**Aim of the exercise:**
Check every line below, and copy those that include "genome".

**Given entries:**
_____
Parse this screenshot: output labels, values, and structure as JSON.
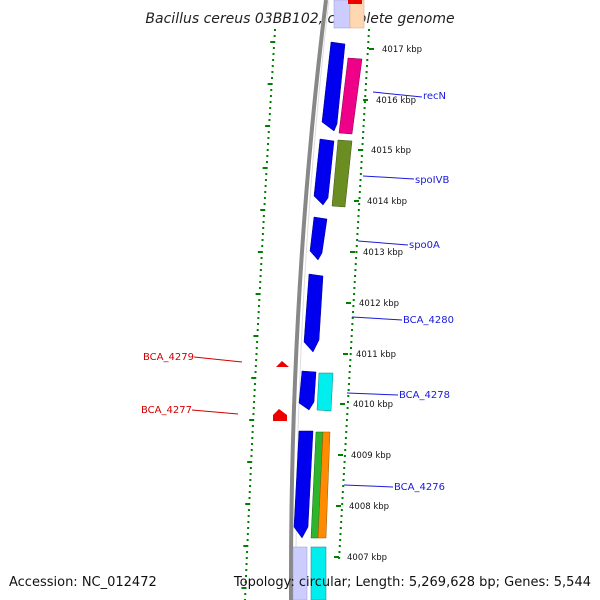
{
  "map": {
    "title": "Bacillus cereus 03BB102, complete genome",
    "accession": "Accession: NC_012472",
    "topology": "Topology: circular; Length: 5,269,628 bp; Genes: 5,544",
    "kbp_labels": [
      "4017 kbp",
      "4016 kbp",
      "4015 kbp",
      "4014 kbp",
      "4013 kbp",
      "4012 kbp",
      "4011 kbp",
      "4010 kbp",
      "4009 kbp",
      "4008 kbp",
      "4007 kbp"
    ],
    "forward_genes": [
      "recN",
      "spoIVB",
      "spo0A",
      "BCA_4280",
      "BCA_4278",
      "BCA_4276"
    ],
    "reverse_genes": [
      "BCA_4279",
      "BCA_4277"
    ],
    "colors": {
      "cds": "#0000ee",
      "backbone": "#888888",
      "feature_pink": "#ee0088",
      "feature_olive": "#6b8e23",
      "feature_cyan": "#00eeee",
      "feature_green": "#2db52d",
      "feature_orange": "#ff8c00",
      "reverse_strand": "#ee0000",
      "gc_track": "#008000"
    }
  }
}
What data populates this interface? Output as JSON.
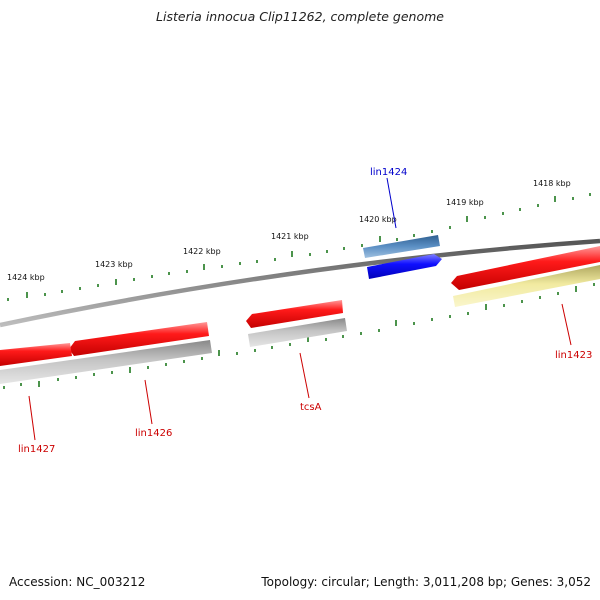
{
  "title": "Listeria innocua Clip11262, complete genome",
  "footer": {
    "accession": "Accession: NC_003212",
    "summary": "Topology: circular; Length: 3,011,208 bp; Genes: 3,052"
  },
  "scale_labels": [
    "1424 kbp",
    "1423 kbp",
    "1422 kbp",
    "1421 kbp",
    "1420 kbp",
    "1419 kbp",
    "1418 kbp"
  ],
  "genes": [
    {
      "name": "lin1424",
      "strand": "forward",
      "color": "#0000cc"
    },
    {
      "name": "lin1423",
      "strand": "reverse",
      "color": "#cc0000"
    },
    {
      "name": "tcsA",
      "strand": "reverse",
      "color": "#cc0000"
    },
    {
      "name": "lin1426",
      "strand": "reverse",
      "color": "#cc0000"
    },
    {
      "name": "lin1427",
      "strand": "reverse",
      "color": "#cc0000"
    }
  ],
  "colors": {
    "backbone": "#7a7a7a",
    "tick": "#1f7a1f",
    "forward_gene": "#1a1aff",
    "forward_feature": "#4a7fb5",
    "reverse_gene": "#ff0000",
    "reverse_feature_gray": "#b5b5b5",
    "reverse_feature_yellow": "#ece59a"
  }
}
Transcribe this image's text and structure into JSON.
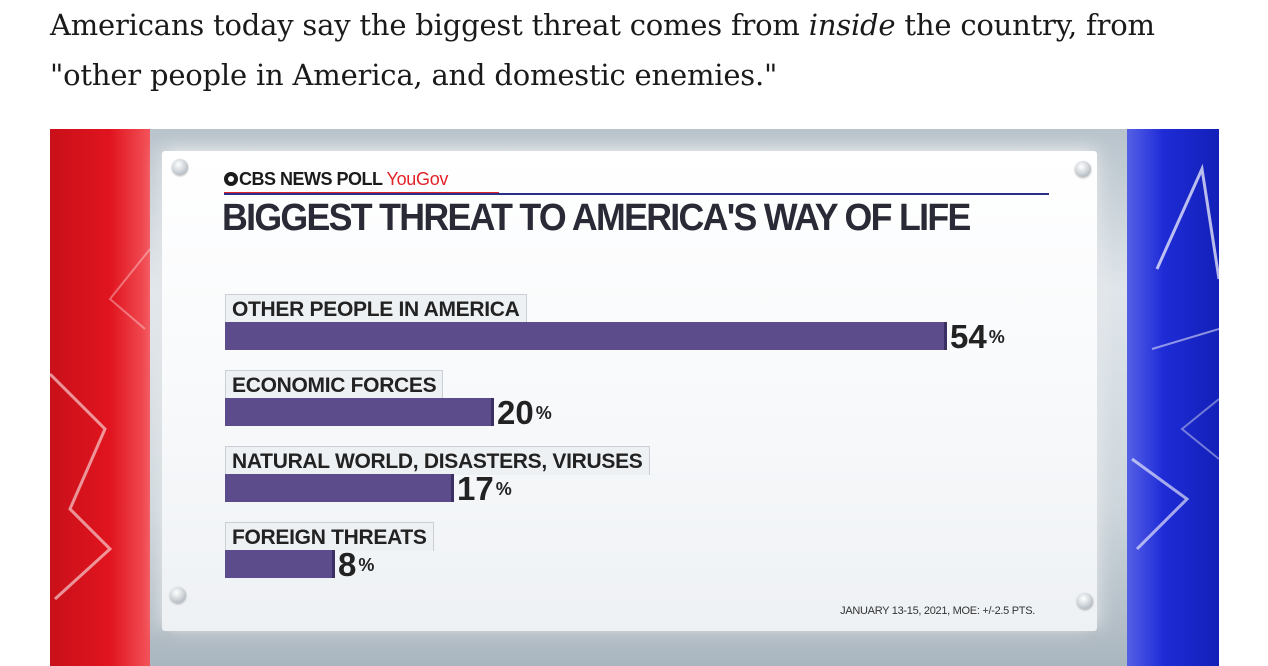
_____
**Response to this exercise:**
    "title": "Bacillus cereus 03BB102, complete genome",
  "title": "Listeria innocua Clip11262, complete genome",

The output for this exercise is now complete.